What you should do:
Set out every line bearing the string "zeeren".

Start Information supplied

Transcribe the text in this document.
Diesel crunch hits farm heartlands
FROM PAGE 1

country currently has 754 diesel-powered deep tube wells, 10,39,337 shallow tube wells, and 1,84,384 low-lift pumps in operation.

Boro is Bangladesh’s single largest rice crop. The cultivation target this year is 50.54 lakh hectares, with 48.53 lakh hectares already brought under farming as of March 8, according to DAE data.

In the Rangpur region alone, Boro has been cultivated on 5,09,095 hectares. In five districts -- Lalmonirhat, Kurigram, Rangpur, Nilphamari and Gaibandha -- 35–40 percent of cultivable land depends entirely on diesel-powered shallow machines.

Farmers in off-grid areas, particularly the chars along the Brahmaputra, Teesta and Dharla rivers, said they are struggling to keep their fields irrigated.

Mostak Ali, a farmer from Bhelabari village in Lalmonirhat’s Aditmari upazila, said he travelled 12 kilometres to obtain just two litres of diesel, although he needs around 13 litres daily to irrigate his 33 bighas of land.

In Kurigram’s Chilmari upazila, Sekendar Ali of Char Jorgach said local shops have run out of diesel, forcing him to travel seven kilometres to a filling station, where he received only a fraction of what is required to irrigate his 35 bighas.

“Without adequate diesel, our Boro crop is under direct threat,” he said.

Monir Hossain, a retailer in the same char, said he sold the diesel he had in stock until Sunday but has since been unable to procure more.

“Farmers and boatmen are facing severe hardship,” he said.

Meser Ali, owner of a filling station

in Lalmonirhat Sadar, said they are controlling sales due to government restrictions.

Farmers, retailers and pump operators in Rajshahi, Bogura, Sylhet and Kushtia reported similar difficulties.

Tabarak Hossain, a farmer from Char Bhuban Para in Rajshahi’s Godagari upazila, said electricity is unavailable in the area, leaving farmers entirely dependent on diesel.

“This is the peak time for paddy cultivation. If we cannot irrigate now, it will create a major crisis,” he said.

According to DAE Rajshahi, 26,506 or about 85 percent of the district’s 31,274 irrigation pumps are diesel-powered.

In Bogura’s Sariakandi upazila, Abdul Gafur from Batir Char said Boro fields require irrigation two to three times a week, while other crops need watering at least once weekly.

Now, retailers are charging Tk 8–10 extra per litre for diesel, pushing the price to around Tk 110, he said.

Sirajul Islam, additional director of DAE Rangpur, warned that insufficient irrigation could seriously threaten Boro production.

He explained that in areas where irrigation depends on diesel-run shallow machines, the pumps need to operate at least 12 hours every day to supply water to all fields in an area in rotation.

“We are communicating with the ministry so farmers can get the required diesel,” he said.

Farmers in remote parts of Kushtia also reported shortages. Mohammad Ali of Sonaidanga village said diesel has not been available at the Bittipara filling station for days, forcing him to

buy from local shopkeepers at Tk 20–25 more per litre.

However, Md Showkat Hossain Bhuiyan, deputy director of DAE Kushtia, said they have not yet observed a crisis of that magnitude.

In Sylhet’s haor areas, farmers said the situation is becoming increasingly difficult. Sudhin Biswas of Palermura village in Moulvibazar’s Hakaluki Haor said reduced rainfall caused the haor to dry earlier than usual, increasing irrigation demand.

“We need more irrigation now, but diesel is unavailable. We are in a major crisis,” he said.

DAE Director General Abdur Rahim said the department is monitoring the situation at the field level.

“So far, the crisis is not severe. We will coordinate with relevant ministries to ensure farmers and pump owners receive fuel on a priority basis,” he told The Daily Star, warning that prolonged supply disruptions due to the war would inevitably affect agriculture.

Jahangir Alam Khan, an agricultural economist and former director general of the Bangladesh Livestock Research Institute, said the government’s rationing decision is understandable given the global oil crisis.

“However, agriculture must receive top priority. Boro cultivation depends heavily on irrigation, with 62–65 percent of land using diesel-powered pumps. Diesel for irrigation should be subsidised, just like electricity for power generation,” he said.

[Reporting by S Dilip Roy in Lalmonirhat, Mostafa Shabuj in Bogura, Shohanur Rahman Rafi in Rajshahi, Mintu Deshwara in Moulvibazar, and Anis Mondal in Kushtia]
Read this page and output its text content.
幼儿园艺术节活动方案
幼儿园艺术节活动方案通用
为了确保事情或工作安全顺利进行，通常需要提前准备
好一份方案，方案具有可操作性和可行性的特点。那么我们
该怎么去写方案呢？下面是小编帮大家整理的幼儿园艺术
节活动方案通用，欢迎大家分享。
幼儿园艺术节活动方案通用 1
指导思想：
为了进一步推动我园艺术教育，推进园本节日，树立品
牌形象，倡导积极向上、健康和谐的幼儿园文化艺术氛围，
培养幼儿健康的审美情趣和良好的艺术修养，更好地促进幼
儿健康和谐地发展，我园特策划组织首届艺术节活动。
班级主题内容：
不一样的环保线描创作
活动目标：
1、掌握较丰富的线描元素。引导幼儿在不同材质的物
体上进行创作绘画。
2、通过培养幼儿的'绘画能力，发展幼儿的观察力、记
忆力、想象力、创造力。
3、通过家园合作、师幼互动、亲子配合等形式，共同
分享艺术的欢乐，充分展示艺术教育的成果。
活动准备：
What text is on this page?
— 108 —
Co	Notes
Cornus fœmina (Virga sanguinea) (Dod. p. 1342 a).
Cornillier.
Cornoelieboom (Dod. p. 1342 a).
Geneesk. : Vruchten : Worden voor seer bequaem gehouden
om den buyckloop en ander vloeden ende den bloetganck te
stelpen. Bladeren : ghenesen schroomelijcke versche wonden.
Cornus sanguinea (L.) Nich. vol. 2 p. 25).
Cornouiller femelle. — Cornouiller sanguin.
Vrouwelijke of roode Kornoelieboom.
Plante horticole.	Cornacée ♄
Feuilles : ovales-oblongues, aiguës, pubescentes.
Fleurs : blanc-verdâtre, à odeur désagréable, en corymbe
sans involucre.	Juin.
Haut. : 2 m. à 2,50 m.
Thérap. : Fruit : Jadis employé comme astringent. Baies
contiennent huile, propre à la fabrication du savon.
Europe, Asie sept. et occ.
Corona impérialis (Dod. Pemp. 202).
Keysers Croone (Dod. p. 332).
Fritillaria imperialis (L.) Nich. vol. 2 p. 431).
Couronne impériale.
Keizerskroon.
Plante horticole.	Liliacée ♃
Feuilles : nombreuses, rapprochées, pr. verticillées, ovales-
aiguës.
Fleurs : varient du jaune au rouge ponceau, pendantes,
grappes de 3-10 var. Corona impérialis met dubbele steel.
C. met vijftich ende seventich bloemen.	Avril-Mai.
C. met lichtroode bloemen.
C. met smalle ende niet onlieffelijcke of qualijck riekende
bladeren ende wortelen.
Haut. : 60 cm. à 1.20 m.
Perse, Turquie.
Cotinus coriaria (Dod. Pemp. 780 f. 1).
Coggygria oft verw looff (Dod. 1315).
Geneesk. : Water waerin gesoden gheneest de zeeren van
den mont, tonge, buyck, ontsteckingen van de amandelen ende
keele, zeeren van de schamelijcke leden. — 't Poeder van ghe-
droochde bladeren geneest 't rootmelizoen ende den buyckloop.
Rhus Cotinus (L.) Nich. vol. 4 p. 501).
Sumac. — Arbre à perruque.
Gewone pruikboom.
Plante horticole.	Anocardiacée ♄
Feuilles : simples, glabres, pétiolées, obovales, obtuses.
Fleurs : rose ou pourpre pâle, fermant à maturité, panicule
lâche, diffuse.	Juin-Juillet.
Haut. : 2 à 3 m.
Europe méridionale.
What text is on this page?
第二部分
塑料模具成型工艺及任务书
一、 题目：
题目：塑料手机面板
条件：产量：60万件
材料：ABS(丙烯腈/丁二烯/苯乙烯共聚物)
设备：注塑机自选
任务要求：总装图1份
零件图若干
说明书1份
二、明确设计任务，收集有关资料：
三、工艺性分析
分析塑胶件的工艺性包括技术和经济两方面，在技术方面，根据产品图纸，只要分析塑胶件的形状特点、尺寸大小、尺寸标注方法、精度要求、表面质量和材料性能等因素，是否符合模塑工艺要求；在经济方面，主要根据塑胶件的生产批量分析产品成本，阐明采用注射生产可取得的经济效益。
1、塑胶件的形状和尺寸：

End Information supplied

The result:
Geneesk. : Water waerin gesoden gheneest de zeeren van
keele, zeeren van de schamelijcke leden. — 't Poeder van ghe-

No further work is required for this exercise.